■ WORK TO BE COMPLETED ■
Select the lines that contain "want" and copy each of them.

■ SUPPLIED INFORMATION ■
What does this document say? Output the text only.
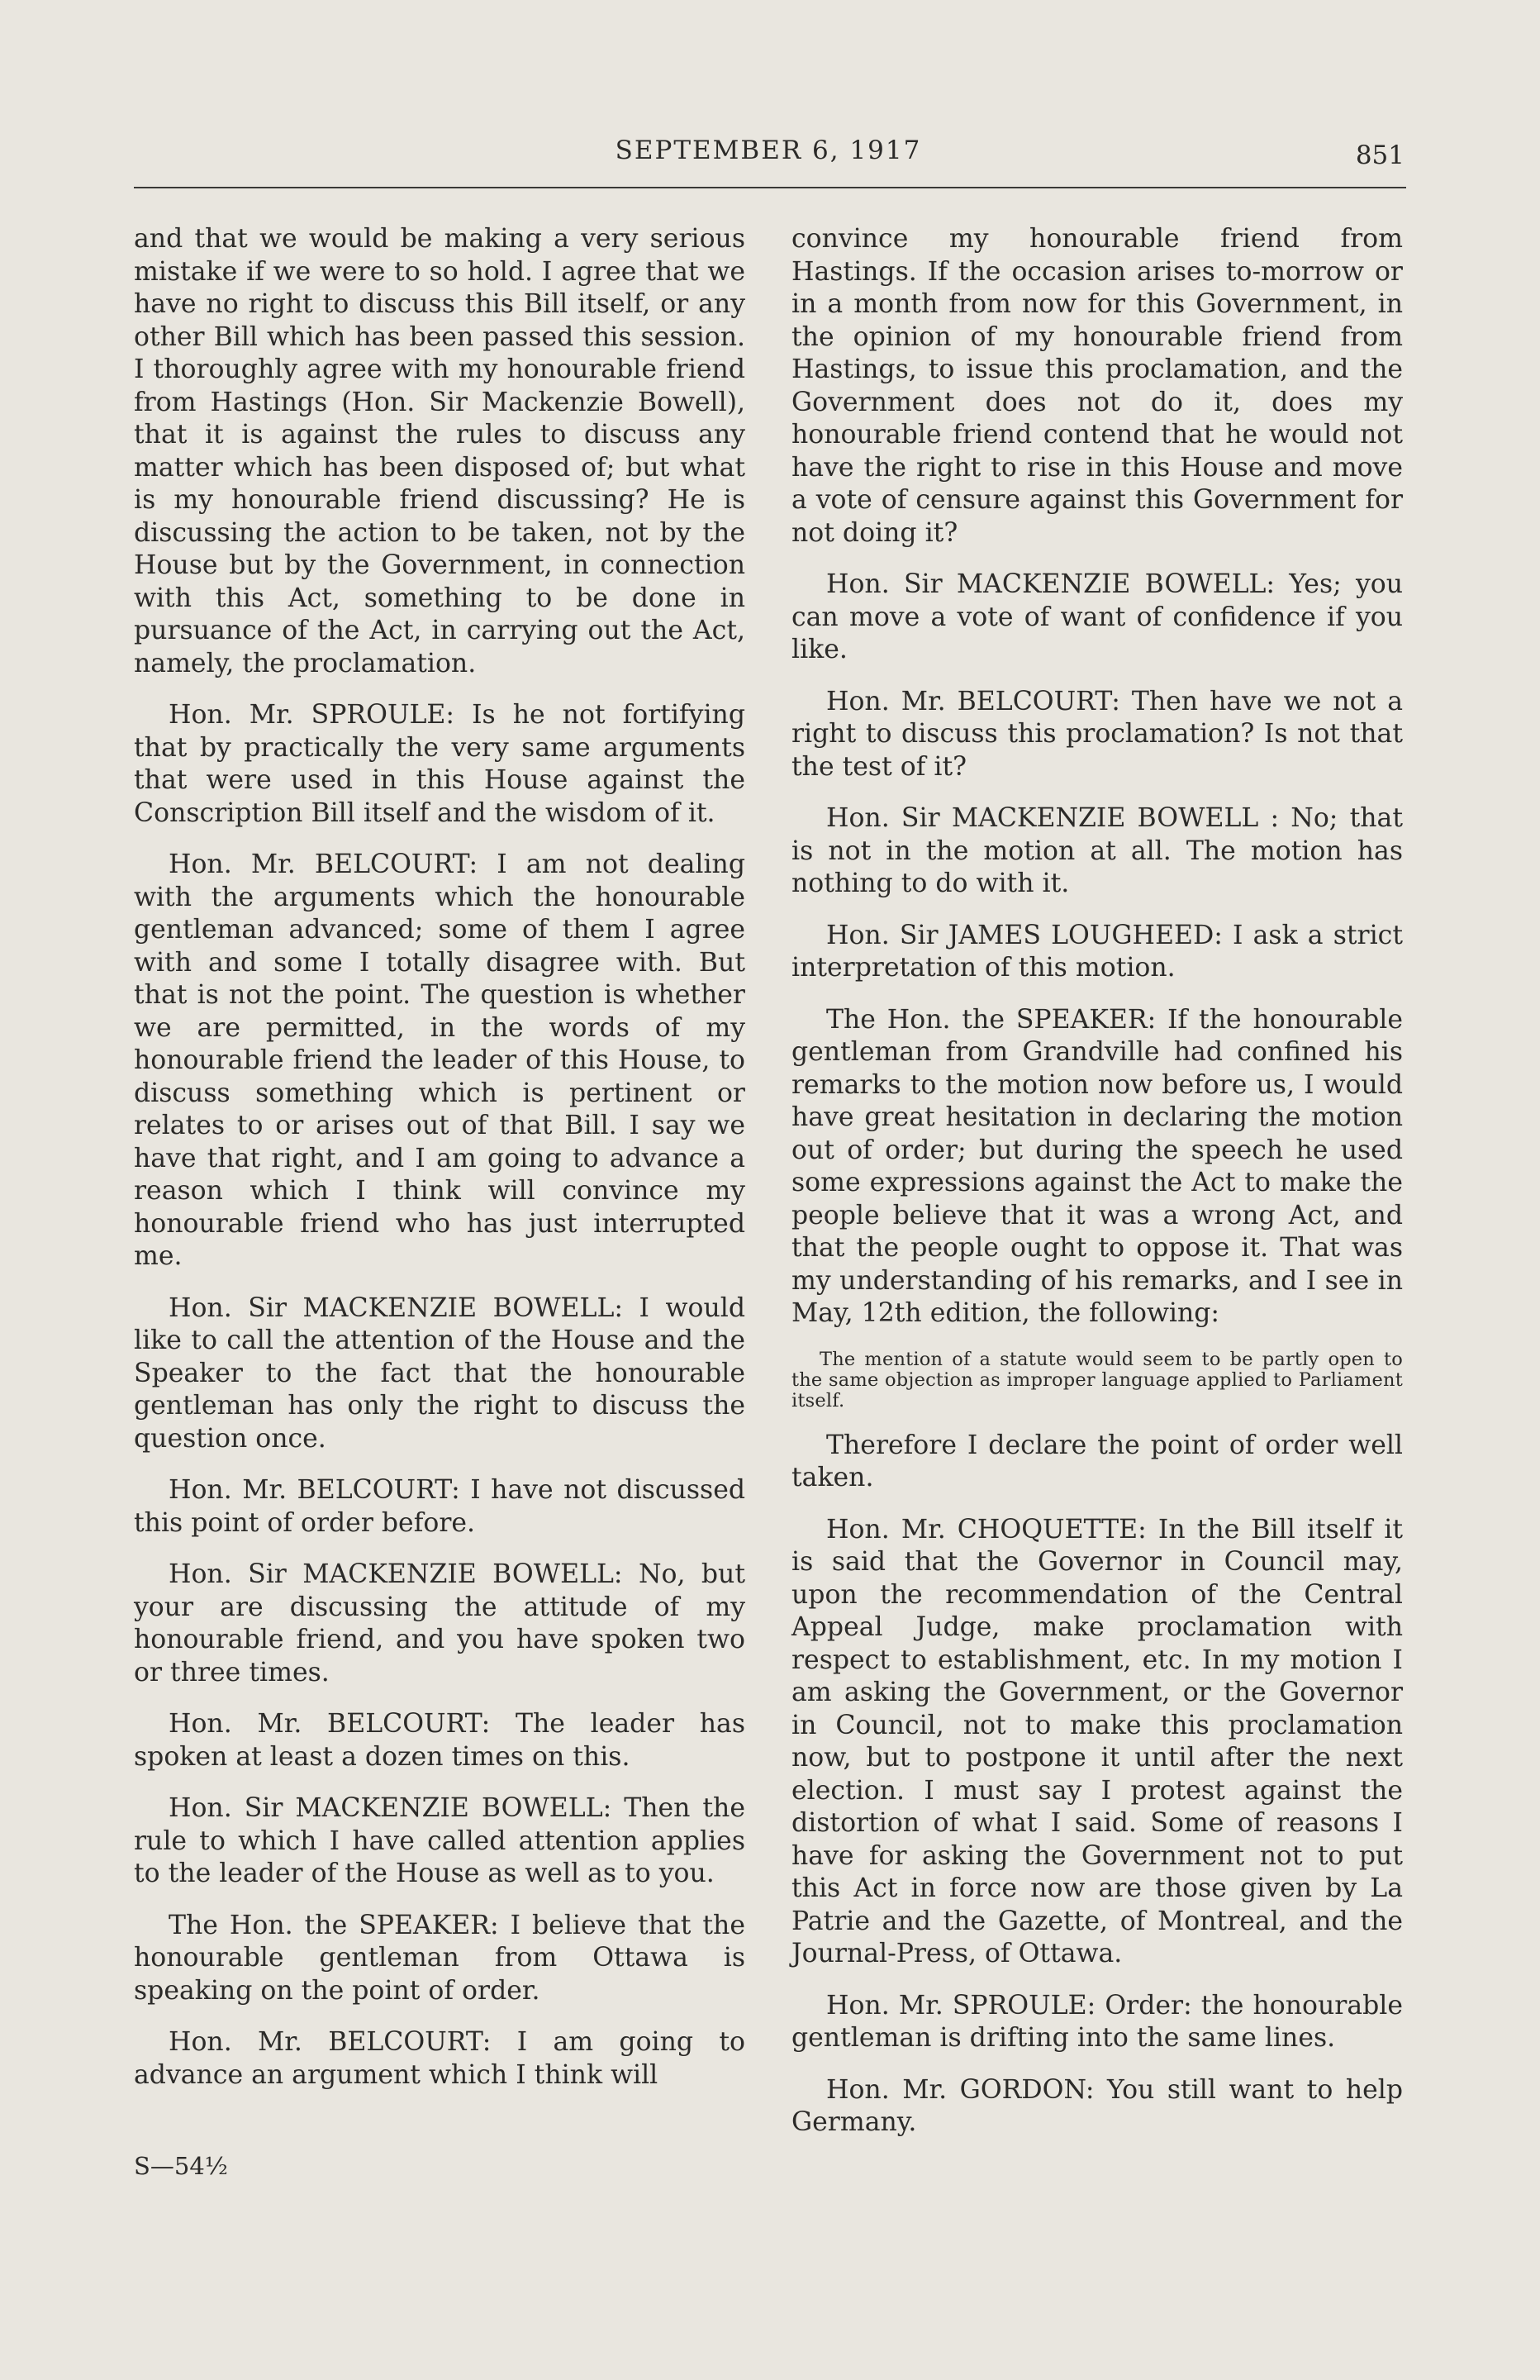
SEPTEMBER 6, 1917	851

and that we would be making a very serious mistake if we were to so hold. I agree that we have no right to discuss this Bill itself, or any other Bill which has been passed this session. I thoroughly agree with my honourable friend from Hastings (Hon. Sir Mackenzie Bowell), that it is against the rules to discuss any matter which has been disposed of; but what is my honourable friend discussing? He is discussing the action to be taken, not by the House but by the Government, in connection with this Act, something to be done in pursuance of the Act, in carrying out the Act, namely, the proclamation.

Hon. Mr. SPROULE: Is he not fortifying that by practically the very same arguments that were used in this House against the Conscription Bill itself and the wisdom of it.

Hon. Mr. BELCOURT: I am not dealing with the arguments which the honourable gentleman advanced; some of them I agree with and some I totally disagree with. But that is not the point. The question is whether we are permitted, in the words of my honourable friend the leader of this House, to discuss something which is pertinent or relates to or arises out of that Bill. I say we have that right, and I am going to advance a reason which I think will convince my honourable friend who has just interrupted me.

Hon. Sir MACKENZIE BOWELL: I would like to call the attention of the House and the Speaker to the fact that the honourable gentleman has only the right to discuss the question once.

Hon. Mr. BELCOURT: I have not discussed this point of order before.

Hon. Sir MACKENZIE BOWELL: No, but your are discussing the attitude of my honourable friend, and you have spoken two or three times.

Hon. Mr. BELCOURT: The leader has spoken at least a dozen times on this.

Hon. Sir MACKENZIE BOWELL: Then the rule to which I have called attention applies to the leader of the House as well as to you.

The Hon. the SPEAKER: I believe that the honourable gentleman from Ottawa is speaking on the point of order.

Hon. Mr. BELCOURT: I am going to advance an argument which I think will

convince my honourable friend from Hastings. If the occasion arises to-morrow or in a month from now for this Government, in the opinion of my honourable friend from Hastings, to issue this proclamation, and the Government does not do it, does my honourable friend contend that he would not have the right to rise in this House and move a vote of censure against this Government for not doing it?

Hon. Sir MACKENZIE BOWELL: Yes; you can move a vote of want of confidence if you like.

Hon. Mr. BELCOURT: Then have we not a right to discuss this proclamation? Is not that the test of it?

Hon. Sir MACKENZIE BOWELL : No; that is not in the motion at all. The motion has nothing to do with it.

Hon. Sir JAMES LOUGHEED: I ask a strict interpretation of this motion.

The Hon. the SPEAKER: If the honourable gentleman from Grandville had confined his remarks to the motion now before us, I would have great hesitation in declaring the motion out of order; but during the speech he used some expressions against the Act to make the people believe that it was a wrong Act, and that the people ought to oppose it. That was my understanding of his remarks, and I see in May, 12th edition, the following:

The mention of a statute would seem to be partly open to the same objection as improper language applied to Parliament itself.

Therefore I declare the point of order well taken.

Hon. Mr. CHOQUETTE: In the Bill itself it is said that the Governor in Council may, upon the recommendation of the Central Appeal Judge, make proclamation with respect to establishment, etc. In my motion I am asking the Government, or the Governor in Council, not to make this proclamation now, but to postpone it until after the next election. I must say I protest against the distortion of what I said. Some of reasons I have for asking the Government not to put this Act in force now are those given by La Patrie and the Gazette, of Montreal, and the Journal-Press, of Ottawa.

Hon. Mr. SPROULE: Order: the honourable gentleman is drifting into the same lines.

Hon. Mr. GORDON: You still want to help Germany.

S—54½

■ PROBLEM SOLUTION ■
Hon. Sir MACKENZIE BOWELL: Yes; you can move a vote of want of confidence if you like.
Hon. Mr. GORDON: You still want to help Germany.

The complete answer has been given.